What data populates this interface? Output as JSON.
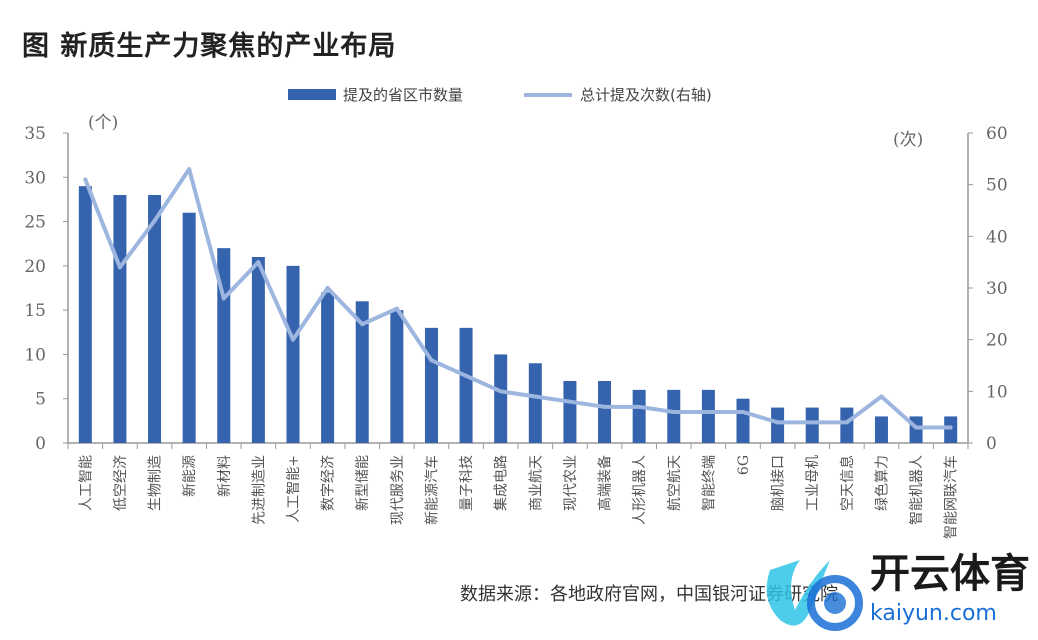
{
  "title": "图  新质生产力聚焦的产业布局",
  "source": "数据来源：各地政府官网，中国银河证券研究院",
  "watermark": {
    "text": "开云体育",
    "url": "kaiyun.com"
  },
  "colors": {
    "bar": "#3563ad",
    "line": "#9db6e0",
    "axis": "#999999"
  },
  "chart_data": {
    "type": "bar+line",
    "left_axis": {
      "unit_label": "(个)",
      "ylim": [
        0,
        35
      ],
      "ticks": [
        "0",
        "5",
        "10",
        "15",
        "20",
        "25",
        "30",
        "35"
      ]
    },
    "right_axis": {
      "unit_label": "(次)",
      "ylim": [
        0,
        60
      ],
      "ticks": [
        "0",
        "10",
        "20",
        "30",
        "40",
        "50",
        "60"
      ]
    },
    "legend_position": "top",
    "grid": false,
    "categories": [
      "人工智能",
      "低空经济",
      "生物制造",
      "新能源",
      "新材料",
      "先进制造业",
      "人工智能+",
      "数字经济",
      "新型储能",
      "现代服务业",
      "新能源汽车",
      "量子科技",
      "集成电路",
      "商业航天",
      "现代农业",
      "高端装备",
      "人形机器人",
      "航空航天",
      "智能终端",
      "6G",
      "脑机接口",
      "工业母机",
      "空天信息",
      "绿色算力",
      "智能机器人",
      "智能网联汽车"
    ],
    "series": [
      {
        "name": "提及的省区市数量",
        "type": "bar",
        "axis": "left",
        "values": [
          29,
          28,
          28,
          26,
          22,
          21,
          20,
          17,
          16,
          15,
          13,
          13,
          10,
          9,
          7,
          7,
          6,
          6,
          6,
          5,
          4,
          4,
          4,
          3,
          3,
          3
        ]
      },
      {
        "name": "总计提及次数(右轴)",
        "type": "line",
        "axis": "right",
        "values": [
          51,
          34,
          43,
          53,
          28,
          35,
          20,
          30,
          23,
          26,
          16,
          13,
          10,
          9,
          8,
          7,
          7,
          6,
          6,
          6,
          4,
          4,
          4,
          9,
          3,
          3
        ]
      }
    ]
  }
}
-- -- --
* Required task: Every record must be copied exactly, with images dropped from the result.

* Exercise output:
What data populates this interface? Output as JSON.
{
  "title": "图  新质生产力聚焦的产业布局",
  "source": "数据来源：各地政府官网，中国银河证券研究院",
  "watermark": {
    "text": "开云体育",
    "url": "kaiyun.com"
  },
  "colors": {
    "bar": "#3563ad",
    "line": "#9db6e0",
    "axis": "#999999"
  },
  "chart_data": {
    "type": "bar+line",
    "left_axis": {
      "unit_label": "(个)",
      "ylim": [
        0,
        35
      ],
      "ticks": [
        "0",
        "5",
        "10",
        "15",
        "20",
        "25",
        "30",
        "35"
      ]
    },
    "right_axis": {
      "unit_label": "(次)",
      "ylim": [
        0,
        60
      ],
      "ticks": [
        "0",
        "10",
        "20",
        "30",
        "40",
        "50",
        "60"
      ]
    },
    "legend_position": "top",
    "grid": false,
    "categories": [
      "人工智能",
      "低空经济",
      "生物制造",
      "新能源",
      "新材料",
      "先进制造业",
      "人工智能+",
      "数字经济",
      "新型储能",
      "现代服务业",
      "新能源汽车",
      "量子科技",
      "集成电路",
      "商业航天",
      "现代农业",
      "高端装备",
      "人形机器人",
      "航空航天",
      "智能终端",
      "6G",
      "脑机接口",
      "工业母机",
      "空天信息",
      "绿色算力",
      "智能机器人",
      "智能网联汽车"
    ],
    "series": [
      {
        "name": "提及的省区市数量",
        "type": "bar",
        "axis": "left",
        "values": [
          29,
          28,
          28,
          26,
          22,
          21,
          20,
          17,
          16,
          15,
          13,
          13,
          10,
          9,
          7,
          7,
          6,
          6,
          6,
          5,
          4,
          4,
          4,
          3,
          3,
          3
        ]
      },
      {
        "name": "总计提及次数(右轴)",
        "type": "line",
        "axis": "right",
        "values": [
          51,
          34,
          43,
          53,
          28,
          35,
          20,
          30,
          23,
          26,
          16,
          13,
          10,
          9,
          8,
          7,
          7,
          6,
          6,
          6,
          4,
          4,
          4,
          9,
          3,
          3
        ]
      }
    ]
  }
}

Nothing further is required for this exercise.